### THE EXERCISE
Every line of the material that follows must be printed again exactly.

-------- RECORDS SHOWN

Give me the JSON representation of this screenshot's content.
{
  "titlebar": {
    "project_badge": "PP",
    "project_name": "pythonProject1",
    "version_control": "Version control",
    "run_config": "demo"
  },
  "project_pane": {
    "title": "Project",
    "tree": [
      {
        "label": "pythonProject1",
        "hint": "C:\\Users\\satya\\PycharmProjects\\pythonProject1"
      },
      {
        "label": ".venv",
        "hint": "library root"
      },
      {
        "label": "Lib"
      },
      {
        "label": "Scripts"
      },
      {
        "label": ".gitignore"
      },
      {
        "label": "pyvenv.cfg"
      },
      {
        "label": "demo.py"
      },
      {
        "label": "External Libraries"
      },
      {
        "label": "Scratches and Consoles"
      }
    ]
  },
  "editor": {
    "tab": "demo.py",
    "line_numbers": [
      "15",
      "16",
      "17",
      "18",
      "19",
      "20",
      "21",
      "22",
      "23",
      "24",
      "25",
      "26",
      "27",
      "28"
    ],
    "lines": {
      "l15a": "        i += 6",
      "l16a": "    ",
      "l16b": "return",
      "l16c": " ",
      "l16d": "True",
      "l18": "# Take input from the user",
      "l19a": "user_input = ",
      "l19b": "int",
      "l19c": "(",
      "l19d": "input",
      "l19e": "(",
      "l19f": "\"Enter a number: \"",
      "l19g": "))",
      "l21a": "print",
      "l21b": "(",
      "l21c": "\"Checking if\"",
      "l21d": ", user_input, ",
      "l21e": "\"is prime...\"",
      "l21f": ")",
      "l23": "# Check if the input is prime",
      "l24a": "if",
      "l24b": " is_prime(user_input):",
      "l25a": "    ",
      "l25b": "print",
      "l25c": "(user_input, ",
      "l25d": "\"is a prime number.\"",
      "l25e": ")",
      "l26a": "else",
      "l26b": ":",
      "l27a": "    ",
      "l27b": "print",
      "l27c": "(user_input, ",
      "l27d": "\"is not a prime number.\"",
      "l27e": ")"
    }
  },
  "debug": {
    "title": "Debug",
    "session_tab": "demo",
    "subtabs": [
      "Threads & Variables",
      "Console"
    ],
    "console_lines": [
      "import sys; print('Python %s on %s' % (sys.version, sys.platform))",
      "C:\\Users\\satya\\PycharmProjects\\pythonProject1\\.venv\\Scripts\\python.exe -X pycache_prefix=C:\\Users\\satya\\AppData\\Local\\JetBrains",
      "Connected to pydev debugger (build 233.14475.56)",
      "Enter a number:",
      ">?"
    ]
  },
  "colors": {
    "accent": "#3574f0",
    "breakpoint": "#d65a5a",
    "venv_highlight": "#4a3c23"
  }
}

----------------

### ANSWER TO THIS PROBLEM
Give me the JSON representation of this screenshot's content.
{
  "titlebar": {
    "project_badge": "PP",
    "project_name": "pythonProject1",
    "version_control": "Version control",
    "run_config": "demo"
  },
  "project_pane": {
    "title": "Project",
    "tree": [
      {
        "label": "pythonProject1",
        "hint": "C:\\Users\\satya\\PycharmProjects\\pythonProject1"
      },
      {
        "label": ".venv",
        "hint": "library root"
      },
      {
        "label": "Lib"
      },
      {
        "label": "Scripts"
      },
      {
        "label": ".gitignore"
      },
      {
        "label": "pyvenv.cfg"
      },
      {
        "label": "demo.py"
      },
      {
        "label": "External Libraries"
      },
      {
        "label": "Scratches and Consoles"
      }
    ]
  },
  "editor": {
    "tab": "demo.py",
    "line_numbers": [
      "15",
      "16",
      "17",
      "18",
      "19",
      "20",
      "21",
      "22",
      "23",
      "24",
      "25",
      "26",
      "27",
      "28"
    ],
    "lines": {
      "l15a": "        i += 6",
      "l16a": "    ",
      "l16b": "return",
      "l16c": " ",
      "l16d": "True",
      "l18": "# Take input from the user",
      "l19a": "user_input = ",
      "l19b": "int",
      "l19c": "(",
      "l19d": "input",
      "l19e": "(",
      "l19f": "\"Enter a number: \"",
      "l19g": "))",
      "l21a": "print",
      "l21b": "(",
      "l21c": "\"Checking if\"",
      "l21d": ", user_input, ",
      "l21e": "\"is prime...\"",
      "l21f": ")",
      "l23": "# Check if the input is prime",
      "l24a": "if",
      "l24b": " is_prime(user_input):",
      "l25a": "    ",
      "l25b": "print",
      "l25c": "(user_input, ",
      "l25d": "\"is a prime number.\"",
      "l25e": ")",
      "l26a": "else",
      "l26b": ":",
      "l27a": "    ",
      "l27b": "print",
      "l27c": "(user_input, ",
      "l27d": "\"is not a prime number.\"",
      "l27e": ")"
    }
  },
  "debug": {
    "title": "Debug",
    "session_tab": "demo",
    "subtabs": [
      "Threads & Variables",
      "Console"
    ],
    "console_lines": [
      "import sys; print('Python %s on %s' % (sys.version, sys.platform))",
      "C:\\Users\\satya\\PycharmProjects\\pythonProject1\\.venv\\Scripts\\python.exe -X pycache_prefix=C:\\Users\\satya\\AppData\\Local\\JetBrains",
      "Connected to pydev debugger (build 233.14475.56)",
      "Enter a number:",
      ">?"
    ]
  },
  "colors": {
    "accent": "#3574f0",
    "breakpoint": "#d65a5a",
    "venv_highlight": "#4a3c23"
  }
}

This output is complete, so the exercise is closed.